» Directive
Where the string "from" occurs in the material below, report the whole line.

» The data
⁂

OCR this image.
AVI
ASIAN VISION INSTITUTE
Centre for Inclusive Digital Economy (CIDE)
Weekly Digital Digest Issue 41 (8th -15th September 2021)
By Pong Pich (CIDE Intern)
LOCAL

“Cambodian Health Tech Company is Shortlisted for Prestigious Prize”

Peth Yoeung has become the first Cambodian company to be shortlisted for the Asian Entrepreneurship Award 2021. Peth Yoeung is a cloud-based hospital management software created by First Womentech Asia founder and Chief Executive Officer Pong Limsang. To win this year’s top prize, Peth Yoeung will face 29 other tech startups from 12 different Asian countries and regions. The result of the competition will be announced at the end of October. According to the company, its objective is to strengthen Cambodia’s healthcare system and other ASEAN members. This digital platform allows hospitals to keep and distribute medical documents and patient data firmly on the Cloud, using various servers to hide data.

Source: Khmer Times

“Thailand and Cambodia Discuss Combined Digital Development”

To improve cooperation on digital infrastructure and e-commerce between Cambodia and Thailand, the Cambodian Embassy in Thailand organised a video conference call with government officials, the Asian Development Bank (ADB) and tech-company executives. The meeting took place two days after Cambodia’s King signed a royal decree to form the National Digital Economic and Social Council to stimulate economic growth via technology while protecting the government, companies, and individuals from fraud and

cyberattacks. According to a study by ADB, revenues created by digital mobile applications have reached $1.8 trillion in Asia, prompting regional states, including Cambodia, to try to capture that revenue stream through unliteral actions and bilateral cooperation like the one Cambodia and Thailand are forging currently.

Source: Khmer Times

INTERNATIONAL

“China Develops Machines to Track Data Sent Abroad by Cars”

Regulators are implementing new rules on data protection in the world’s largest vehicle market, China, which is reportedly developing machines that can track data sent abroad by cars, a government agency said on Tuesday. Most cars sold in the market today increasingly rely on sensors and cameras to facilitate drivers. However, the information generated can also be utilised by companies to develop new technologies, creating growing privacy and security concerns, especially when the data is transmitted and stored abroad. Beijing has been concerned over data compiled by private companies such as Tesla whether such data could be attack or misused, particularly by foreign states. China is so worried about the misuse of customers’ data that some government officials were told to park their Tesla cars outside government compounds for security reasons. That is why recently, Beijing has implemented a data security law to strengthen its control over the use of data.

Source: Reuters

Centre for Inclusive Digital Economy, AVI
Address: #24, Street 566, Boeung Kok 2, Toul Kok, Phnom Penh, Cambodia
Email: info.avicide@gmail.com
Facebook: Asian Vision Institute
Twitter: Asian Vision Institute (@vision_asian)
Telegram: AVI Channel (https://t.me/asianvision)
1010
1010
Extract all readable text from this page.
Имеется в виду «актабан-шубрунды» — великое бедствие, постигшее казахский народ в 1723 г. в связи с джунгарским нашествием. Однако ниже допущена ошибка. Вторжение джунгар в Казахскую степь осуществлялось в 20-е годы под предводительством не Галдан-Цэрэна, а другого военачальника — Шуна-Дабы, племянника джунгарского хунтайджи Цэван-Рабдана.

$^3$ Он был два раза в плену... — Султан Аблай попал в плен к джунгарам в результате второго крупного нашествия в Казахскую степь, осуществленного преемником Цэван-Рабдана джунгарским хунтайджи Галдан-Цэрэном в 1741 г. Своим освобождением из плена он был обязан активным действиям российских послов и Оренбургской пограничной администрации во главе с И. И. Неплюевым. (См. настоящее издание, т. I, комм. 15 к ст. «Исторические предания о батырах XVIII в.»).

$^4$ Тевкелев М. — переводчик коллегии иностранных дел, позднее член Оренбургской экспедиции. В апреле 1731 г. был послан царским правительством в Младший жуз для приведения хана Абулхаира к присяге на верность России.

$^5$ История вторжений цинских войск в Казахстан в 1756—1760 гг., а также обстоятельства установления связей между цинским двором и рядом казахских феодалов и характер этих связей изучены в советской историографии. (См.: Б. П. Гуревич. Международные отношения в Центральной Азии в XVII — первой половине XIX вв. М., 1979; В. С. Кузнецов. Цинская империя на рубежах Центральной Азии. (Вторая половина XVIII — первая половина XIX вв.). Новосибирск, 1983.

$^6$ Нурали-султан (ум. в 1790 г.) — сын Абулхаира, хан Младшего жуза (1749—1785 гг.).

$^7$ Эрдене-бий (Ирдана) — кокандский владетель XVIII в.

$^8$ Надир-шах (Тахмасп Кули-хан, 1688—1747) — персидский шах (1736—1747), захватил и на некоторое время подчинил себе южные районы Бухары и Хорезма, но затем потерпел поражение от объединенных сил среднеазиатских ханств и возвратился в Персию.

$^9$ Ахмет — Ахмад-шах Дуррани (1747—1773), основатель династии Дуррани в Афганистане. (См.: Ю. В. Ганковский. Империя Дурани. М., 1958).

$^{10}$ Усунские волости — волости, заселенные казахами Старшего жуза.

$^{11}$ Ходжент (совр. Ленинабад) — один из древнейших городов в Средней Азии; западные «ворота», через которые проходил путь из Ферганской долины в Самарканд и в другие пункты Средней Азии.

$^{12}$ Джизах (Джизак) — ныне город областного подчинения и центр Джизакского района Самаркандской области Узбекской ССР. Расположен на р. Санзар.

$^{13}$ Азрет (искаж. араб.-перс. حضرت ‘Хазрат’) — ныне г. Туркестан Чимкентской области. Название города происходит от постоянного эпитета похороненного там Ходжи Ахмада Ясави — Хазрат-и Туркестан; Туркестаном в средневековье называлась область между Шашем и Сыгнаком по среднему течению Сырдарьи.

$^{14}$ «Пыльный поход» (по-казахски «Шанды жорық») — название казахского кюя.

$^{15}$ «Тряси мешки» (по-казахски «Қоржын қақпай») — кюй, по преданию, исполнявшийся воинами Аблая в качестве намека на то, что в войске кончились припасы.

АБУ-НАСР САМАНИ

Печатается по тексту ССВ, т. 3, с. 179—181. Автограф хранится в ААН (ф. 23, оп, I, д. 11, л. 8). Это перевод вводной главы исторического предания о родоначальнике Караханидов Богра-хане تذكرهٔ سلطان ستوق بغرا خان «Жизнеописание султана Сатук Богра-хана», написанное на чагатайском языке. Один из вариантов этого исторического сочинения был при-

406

⁂

» Result below
Peth Yoeung has become the first Cambodian company to be shortlisted for the Asian Entrepreneurship Award 2021. Peth Yoeung is a cloud-based hospital management software created by First Womentech Asia founder and Chief Executive Officer Pong Limsang. To win this year’s top prize, Peth Yoeung will face 29 other tech startups from 12 different Asian countries and regions. The result of the competition will be announced at the end of October. According to the company, its objective is to strengthen Cambodia’s healthcare system and other ASEAN members. This digital platform allows hospitals to keep and distribute medical documents and patient data firmly on the Cloud, using various servers to hide data.
To improve cooperation on digital infrastructure and e-commerce between Cambodia and Thailand, the Cambodian Embassy in Thailand organised a video conference call with government officials, the Asian Development Bank (ADB) and tech-company executives. The meeting took place two days after Cambodia’s King signed a royal decree to form the National Digital Economic and Social Council to stimulate economic growth via technology while protecting the government, companies, and individuals from fraud and
Extract all readable text from this page.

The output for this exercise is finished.